What is asked> Reproduce the data in its entirety, exactly as supplied.

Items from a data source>
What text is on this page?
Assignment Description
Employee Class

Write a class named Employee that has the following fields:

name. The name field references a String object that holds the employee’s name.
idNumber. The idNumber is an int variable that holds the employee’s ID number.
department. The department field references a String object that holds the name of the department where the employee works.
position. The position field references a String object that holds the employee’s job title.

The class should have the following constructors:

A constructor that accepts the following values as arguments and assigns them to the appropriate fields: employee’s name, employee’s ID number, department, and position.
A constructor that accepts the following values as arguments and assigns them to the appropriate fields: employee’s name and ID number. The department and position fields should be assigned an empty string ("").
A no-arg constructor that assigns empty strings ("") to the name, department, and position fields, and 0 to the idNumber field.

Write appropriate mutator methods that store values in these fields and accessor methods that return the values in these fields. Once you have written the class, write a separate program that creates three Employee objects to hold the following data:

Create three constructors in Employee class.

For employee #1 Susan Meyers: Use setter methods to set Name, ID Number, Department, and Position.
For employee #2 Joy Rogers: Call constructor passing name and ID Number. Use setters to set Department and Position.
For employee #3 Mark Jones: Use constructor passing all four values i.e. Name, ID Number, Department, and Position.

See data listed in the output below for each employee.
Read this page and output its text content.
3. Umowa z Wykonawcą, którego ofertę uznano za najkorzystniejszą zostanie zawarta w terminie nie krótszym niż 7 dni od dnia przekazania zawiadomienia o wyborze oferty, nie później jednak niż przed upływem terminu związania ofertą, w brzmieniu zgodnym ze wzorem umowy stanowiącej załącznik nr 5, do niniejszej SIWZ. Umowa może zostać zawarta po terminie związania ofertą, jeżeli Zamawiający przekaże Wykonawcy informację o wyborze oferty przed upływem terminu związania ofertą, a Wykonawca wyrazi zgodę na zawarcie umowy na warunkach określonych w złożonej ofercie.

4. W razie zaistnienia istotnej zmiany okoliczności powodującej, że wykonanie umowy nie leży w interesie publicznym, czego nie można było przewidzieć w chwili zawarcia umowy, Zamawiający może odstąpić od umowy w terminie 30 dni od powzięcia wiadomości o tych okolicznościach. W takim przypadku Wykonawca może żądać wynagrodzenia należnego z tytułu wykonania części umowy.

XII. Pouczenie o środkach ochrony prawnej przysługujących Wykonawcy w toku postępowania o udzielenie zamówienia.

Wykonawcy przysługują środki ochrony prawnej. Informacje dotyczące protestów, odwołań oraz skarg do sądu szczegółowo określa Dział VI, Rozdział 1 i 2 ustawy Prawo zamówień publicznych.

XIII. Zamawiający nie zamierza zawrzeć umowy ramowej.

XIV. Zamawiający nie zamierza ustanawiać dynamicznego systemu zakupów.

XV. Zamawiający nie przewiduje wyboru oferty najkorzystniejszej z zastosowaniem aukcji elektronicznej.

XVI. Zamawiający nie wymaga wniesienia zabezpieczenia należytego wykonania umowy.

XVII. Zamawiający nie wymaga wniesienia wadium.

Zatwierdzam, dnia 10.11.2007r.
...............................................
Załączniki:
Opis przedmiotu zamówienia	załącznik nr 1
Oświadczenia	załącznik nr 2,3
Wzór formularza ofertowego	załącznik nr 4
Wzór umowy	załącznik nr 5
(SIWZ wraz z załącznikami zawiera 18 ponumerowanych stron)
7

Answer in full>
What text is on this page?
Assignment Description
Employee Class

Write a class named Employee that has the following fields:

name. The name field references a String object that holds the employee’s name.
idNumber. The idNumber is an int variable that holds the employee’s ID number.
department. The department field references a String object that holds the name of the department where the employee works.
position. The position field references a String object that holds the employee’s job title.

The class should have the following constructors:

A constructor that accepts the following values as arguments and assigns them to the appropriate fields: employee’s name, employee’s ID number, department, and position.
A constructor that accepts the following values as arguments and assigns them to the appropriate fields: employee’s name and ID number. The department and position fields should be assigned an empty string ("").
A no-arg constructor that assigns empty strings ("") to the name, department, and position fields, and 0 to the idNumber field.

Write appropriate mutator methods that store values in these fields and accessor methods that return the values in these fields. Once you have written the class, write a separate program that creates three Employee objects to hold the following data:

Create three constructors in Employee class.

For employee #1 Susan Meyers: Use setter methods to set Name, ID Number, Department, and Position.
For employee #2 Joy Rogers: Call constructor passing name and ID Number. Use setters to set Department and Position.
For employee #3 Mark Jones: Use constructor passing all four values i.e. Name, ID Number, Department, and Position.

See data listed in the output below for each employee.
Read this page and output its text content.
3. Umowa z Wykonawcą, którego ofertę uznano za najkorzystniejszą zostanie zawarta w terminie nie krótszym niż 7 dni od dnia przekazania zawiadomienia o wyborze oferty, nie później jednak niż przed upływem terminu związania ofertą, w brzmieniu zgodnym ze wzorem umowy stanowiącej załącznik nr 5, do niniejszej SIWZ. Umowa może zostać zawarta po terminie związania ofertą, jeżeli Zamawiający przekaże Wykonawcy informację o wyborze oferty przed upływem terminu związania ofertą, a Wykonawca wyrazi zgodę na zawarcie umowy na warunkach określonych w złożonej ofercie.

4. W razie zaistnienia istotnej zmiany okoliczności powodującej, że wykonanie umowy nie leży w interesie publicznym, czego nie można było przewidzieć w chwili zawarcia umowy, Zamawiający może odstąpić od umowy w terminie 30 dni od powzięcia wiadomości o tych okolicznościach. W takim przypadku Wykonawca może żądać wynagrodzenia należnego z tytułu wykonania części umowy.

XII. Pouczenie o środkach ochrony prawnej przysługujących Wykonawcy w toku postępowania o udzielenie zamówienia.

Wykonawcy przysługują środki ochrony prawnej. Informacje dotyczące protestów, odwołań oraz skarg do sądu szczegółowo określa Dział VI, Rozdział 1 i 2 ustawy Prawo zamówień publicznych.

XIII. Zamawiający nie zamierza zawrzeć umowy ramowej.

XIV. Zamawiający nie zamierza ustanawiać dynamicznego systemu zakupów.

XV. Zamawiający nie przewiduje wyboru oferty najkorzystniejszej z zastosowaniem aukcji elektronicznej.

XVI. Zamawiający nie wymaga wniesienia zabezpieczenia należytego wykonania umowy.

XVII. Zamawiający nie wymaga wniesienia wadium.

Zatwierdzam, dnia 10.11.2007r.
...............................................
Załączniki:
Opis przedmiotu zamówienia	załącznik nr 1
Oświadczenia	załącznik nr 2,3
Wzór formularza ofertowego	załącznik nr 4
Wzór umowy	załącznik nr 5
(SIWZ wraz z załącznikami zawiera 18 ponumerowanych stron)
7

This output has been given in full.